• **Extracted records**
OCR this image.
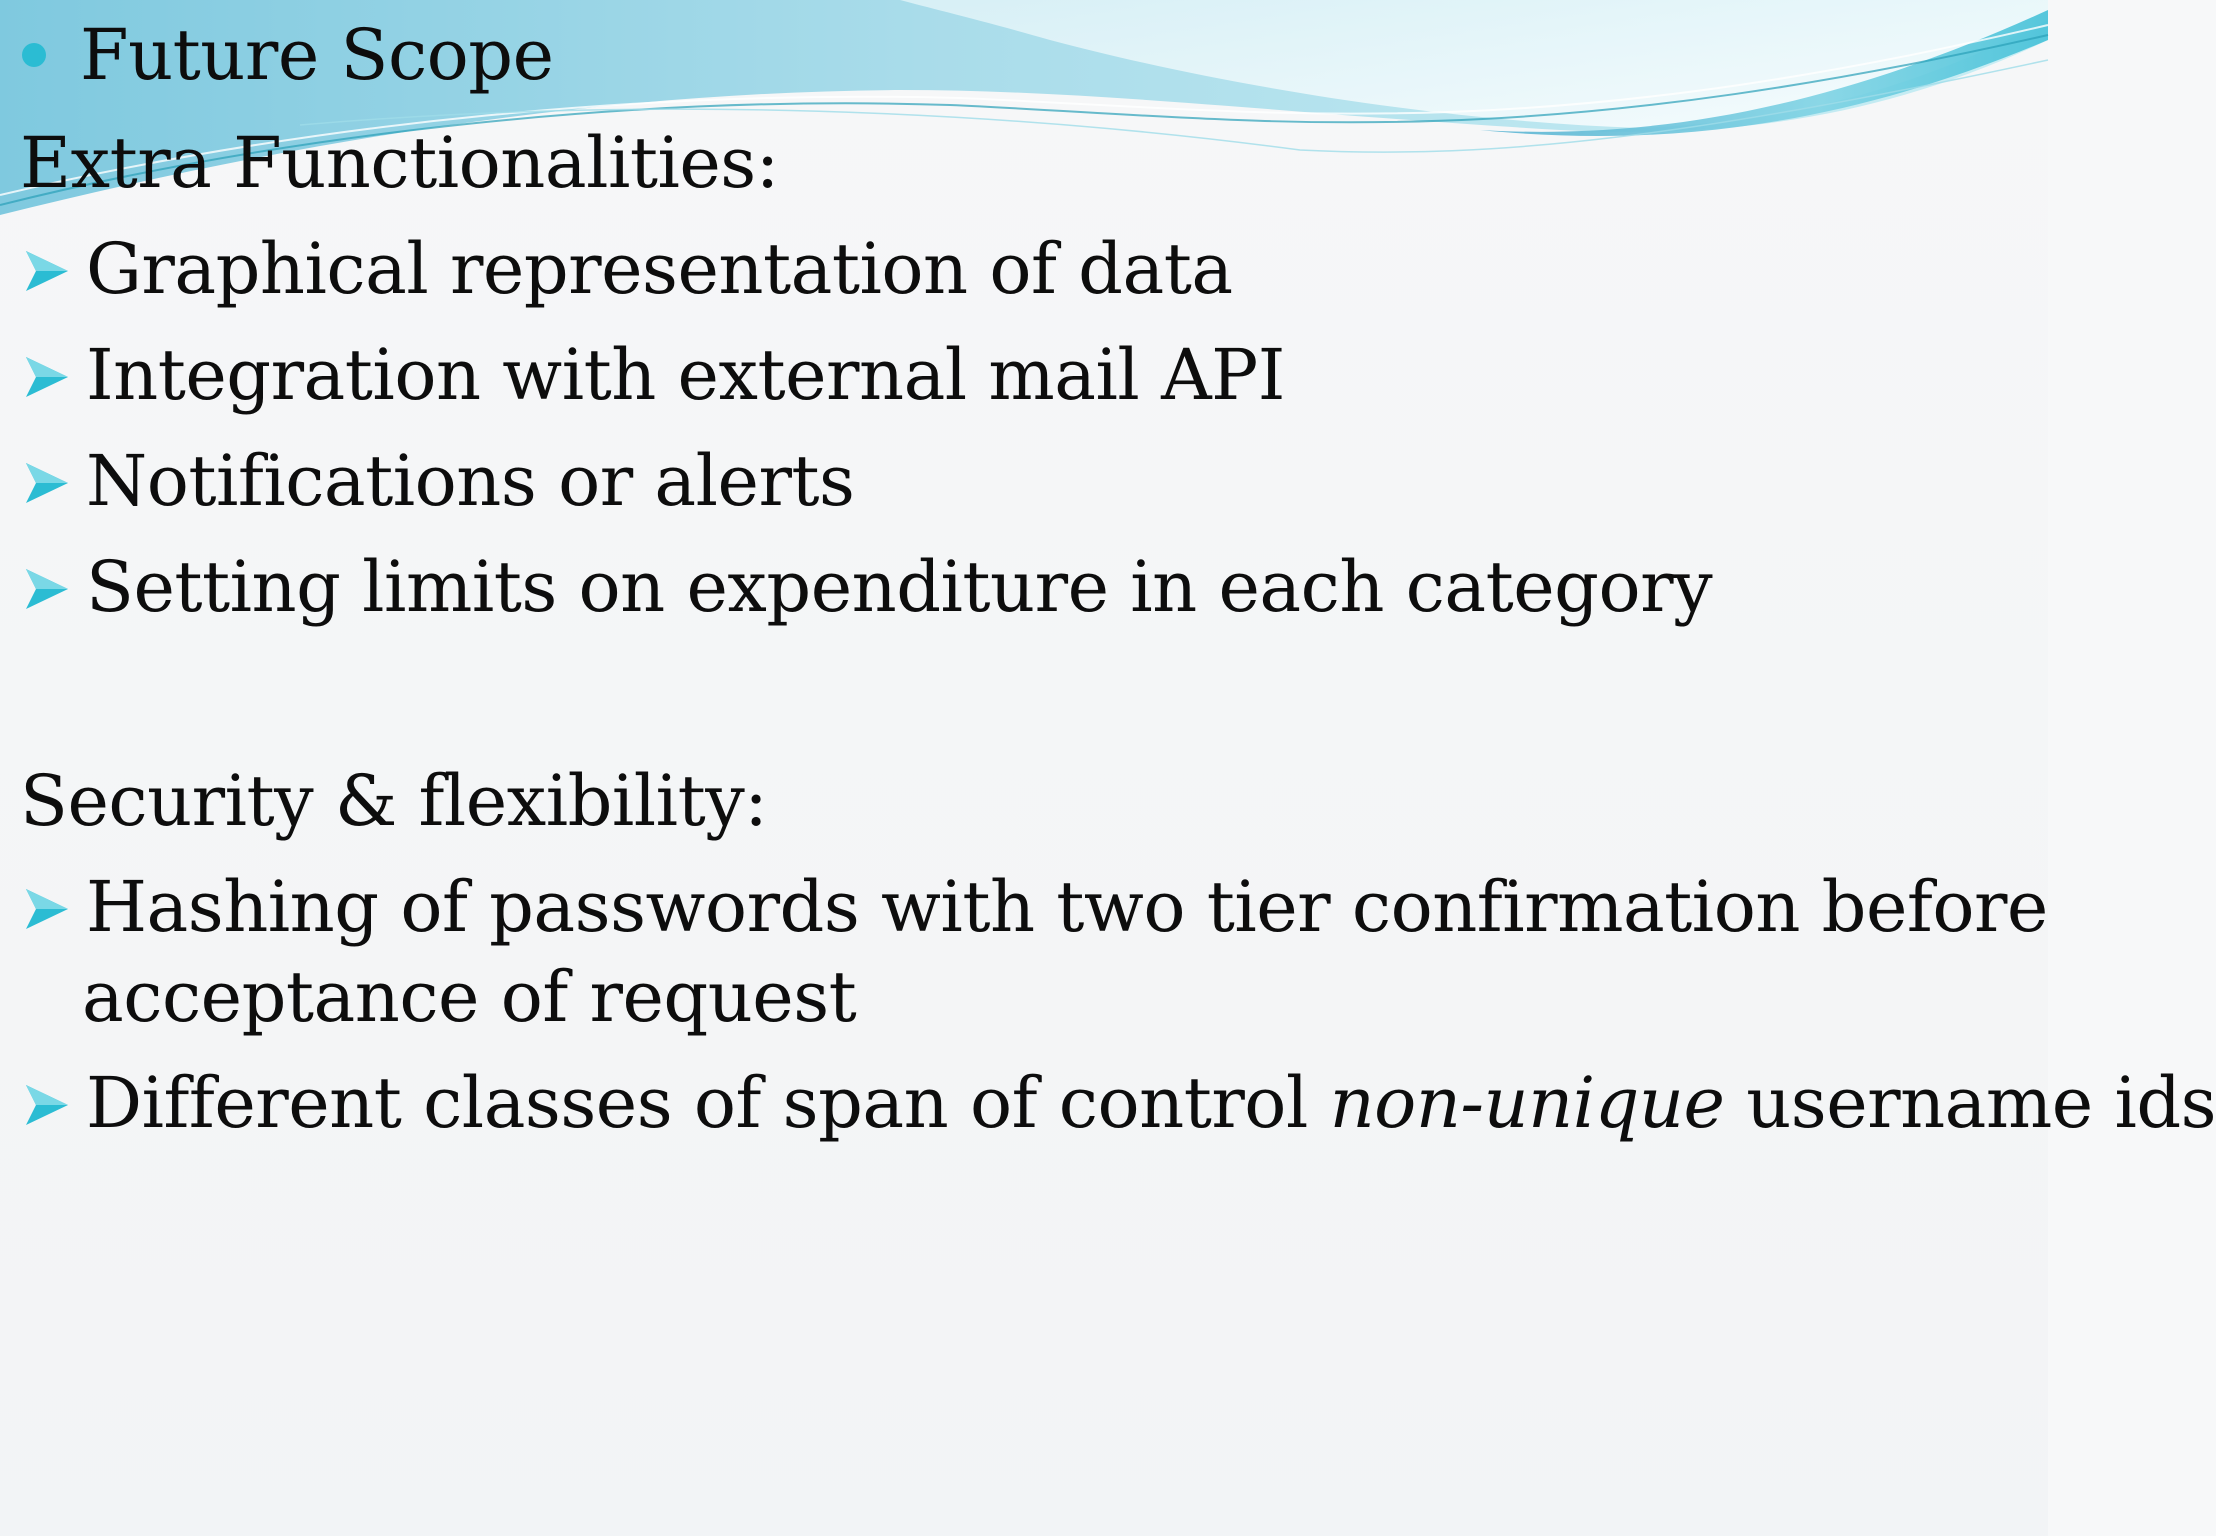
Future Scope
Extra Functionalities:
Graphical representation of data
Integration with external mail API
Notifications or alerts
Setting limits on expenditure in each category
Security & flexibility:
Hashing of passwords with two tier confirmation before
acceptance of request
Different classes of span of control non-unique username ids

• **GOAL OF THE EXERCISE**
Repeat the material above verbatim. Leave the pictures behind.

• **ANSWER TO THE EXERCISE**
OCR this image.
Future Scope
Extra Functionalities:
Graphical representation of data
Integration with external mail API
Notifications or alerts
Setting limits on expenditure in each category
Security & flexibility:
Hashing of passwords with two tier confirmation before
acceptance of request
Different classes of span of control non-unique username ids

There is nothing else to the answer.